▸ Extracted records:
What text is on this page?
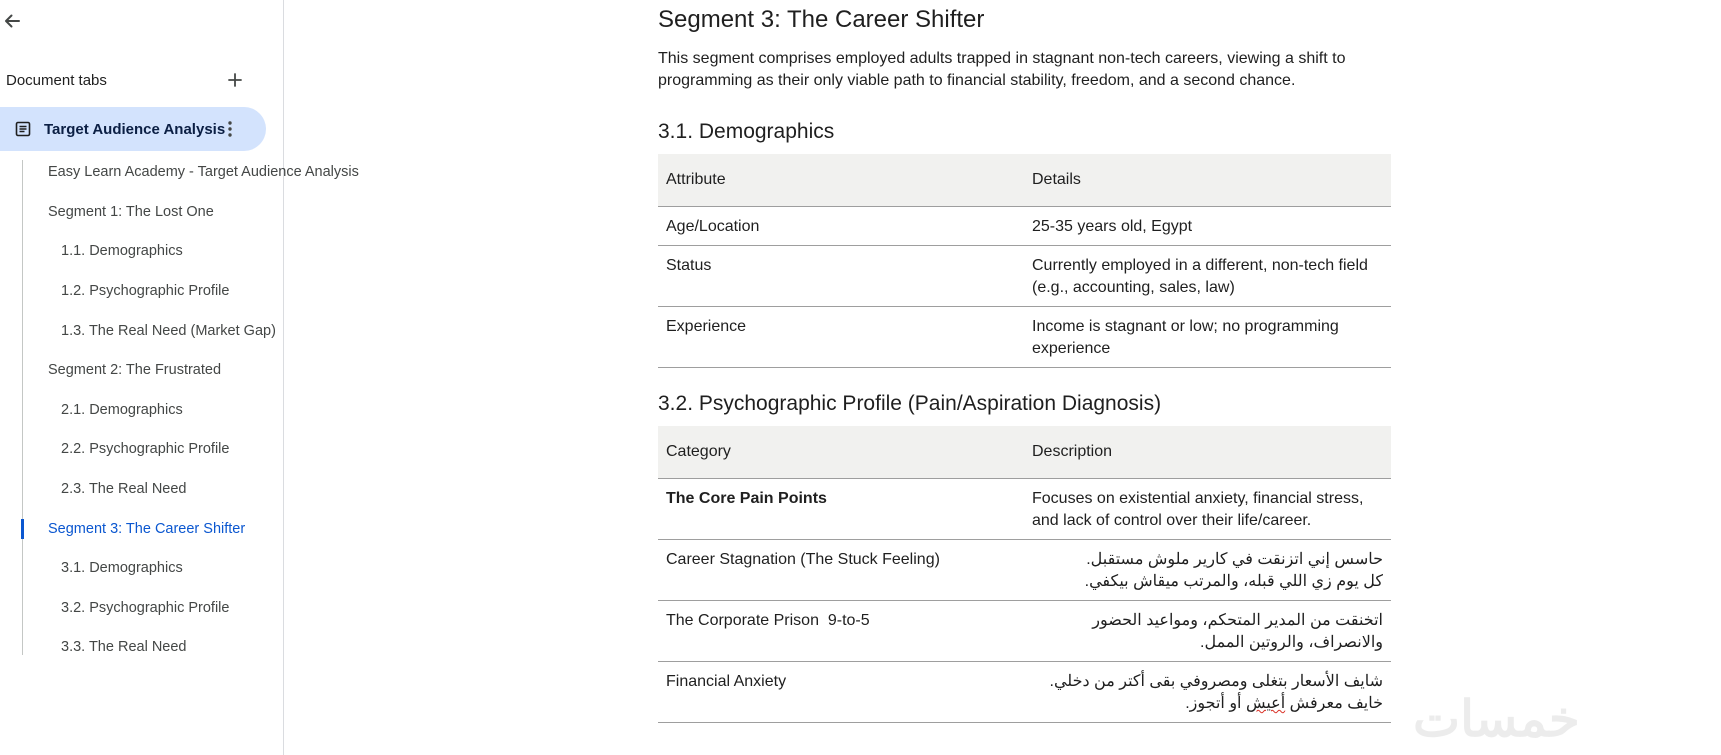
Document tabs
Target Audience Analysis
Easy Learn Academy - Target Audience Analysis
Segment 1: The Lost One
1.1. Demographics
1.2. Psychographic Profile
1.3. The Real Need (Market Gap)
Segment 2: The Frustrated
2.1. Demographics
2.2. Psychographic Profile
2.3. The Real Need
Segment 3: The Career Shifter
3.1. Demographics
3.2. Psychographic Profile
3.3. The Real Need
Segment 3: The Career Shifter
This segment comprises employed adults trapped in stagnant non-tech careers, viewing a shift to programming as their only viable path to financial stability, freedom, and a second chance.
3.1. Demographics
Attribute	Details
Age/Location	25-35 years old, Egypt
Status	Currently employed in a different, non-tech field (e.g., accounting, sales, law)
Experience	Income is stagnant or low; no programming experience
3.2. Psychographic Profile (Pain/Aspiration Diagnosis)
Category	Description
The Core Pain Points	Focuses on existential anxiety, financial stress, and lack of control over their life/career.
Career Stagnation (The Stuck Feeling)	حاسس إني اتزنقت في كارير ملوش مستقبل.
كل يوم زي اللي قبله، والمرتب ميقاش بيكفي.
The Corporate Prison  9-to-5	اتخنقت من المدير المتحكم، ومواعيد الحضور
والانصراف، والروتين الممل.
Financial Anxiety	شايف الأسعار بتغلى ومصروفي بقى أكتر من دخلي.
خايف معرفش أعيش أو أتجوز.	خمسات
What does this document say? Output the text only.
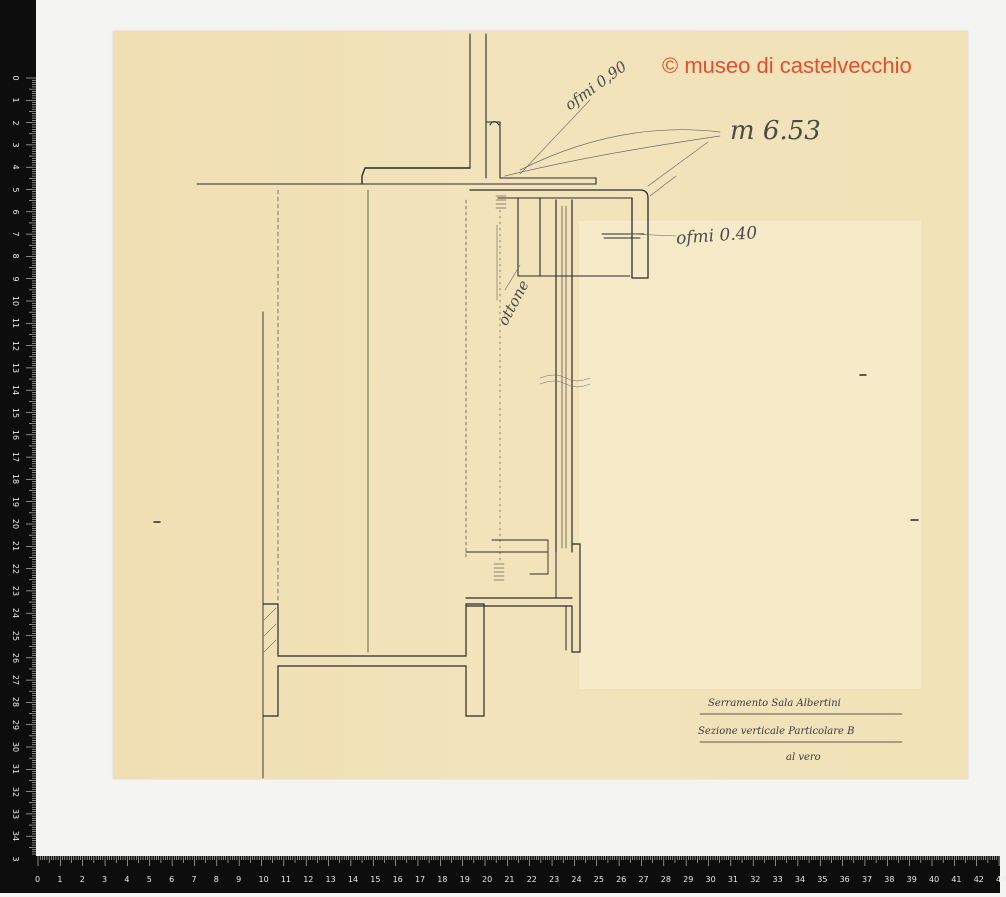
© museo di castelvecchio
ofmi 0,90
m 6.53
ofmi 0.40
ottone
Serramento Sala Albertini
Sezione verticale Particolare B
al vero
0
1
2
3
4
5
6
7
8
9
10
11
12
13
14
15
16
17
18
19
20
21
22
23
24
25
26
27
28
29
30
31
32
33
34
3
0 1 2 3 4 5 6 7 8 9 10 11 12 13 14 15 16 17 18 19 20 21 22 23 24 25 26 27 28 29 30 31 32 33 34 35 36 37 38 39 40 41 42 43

▸ Requirements: Verbatim reproduction of every record is required; images are left out.

▸ Output for this exercise:
What text is on this page?
Document tabs
Target Audience Analysis
Easy Learn Academy - Target Audience Analysis
Segment 1: The Lost One
1.1. Demographics
1.2. Psychographic Profile
1.3. The Real Need (Market Gap)
Segment 2: The Frustrated
2.1. Demographics
2.2. Psychographic Profile
2.3. The Real Need
Segment 3: The Career Shifter
3.1. Demographics
3.2. Psychographic Profile
3.3. The Real Need
Segment 3: The Career Shifter
This segment comprises employed adults trapped in stagnant non-tech careers, viewing a shift to programming as their only viable path to financial stability, freedom, and a second chance.
3.1. Demographics
Attribute	Details
Age/Location	25-35 years old, Egypt
Status	Currently employed in a different, non-tech field (e.g., accounting, sales, law)
Experience	Income is stagnant or low; no programming experience
3.2. Psychographic Profile (Pain/Aspiration Diagnosis)
Category	Description
The Core Pain Points	Focuses on existential anxiety, financial stress, and lack of control over their life/career.
Career Stagnation (The Stuck Feeling)	حاسس إني اتزنقت في كارير ملوش مستقبل.
كل يوم زي اللي قبله، والمرتب ميقاش بيكفي.
The Corporate Prison  9-to-5	اتخنقت من المدير المتحكم، ومواعيد الحضور
والانصراف، والروتين الممل.
Financial Anxiety	شايف الأسعار بتغلى ومصروفي بقى أكتر من دخلي.
خايف معرفش أعيش أو أتجوز.	خمسات
What does this document say? Output the text only.
© museo di castelvecchio
ofmi 0,90
m 6.53
ofmi 0.40
ottone
Serramento Sala Albertini
Sezione verticale Particolare B
al vero
0
1
2
3
4
5
6
7
8
9
10
11
12
13
14
15
16
17
18
19
20
21
22
23
24
25
26
27
28
29
30
31
32
33
34
3
0 1 2 3 4 5 6 7 8 9 10 11 12 13 14 15 16 17 18 19 20 21 22 23 24 25 26 27 28 29 30 31 32 33 34 35 36 37 38 39 40 41 42 43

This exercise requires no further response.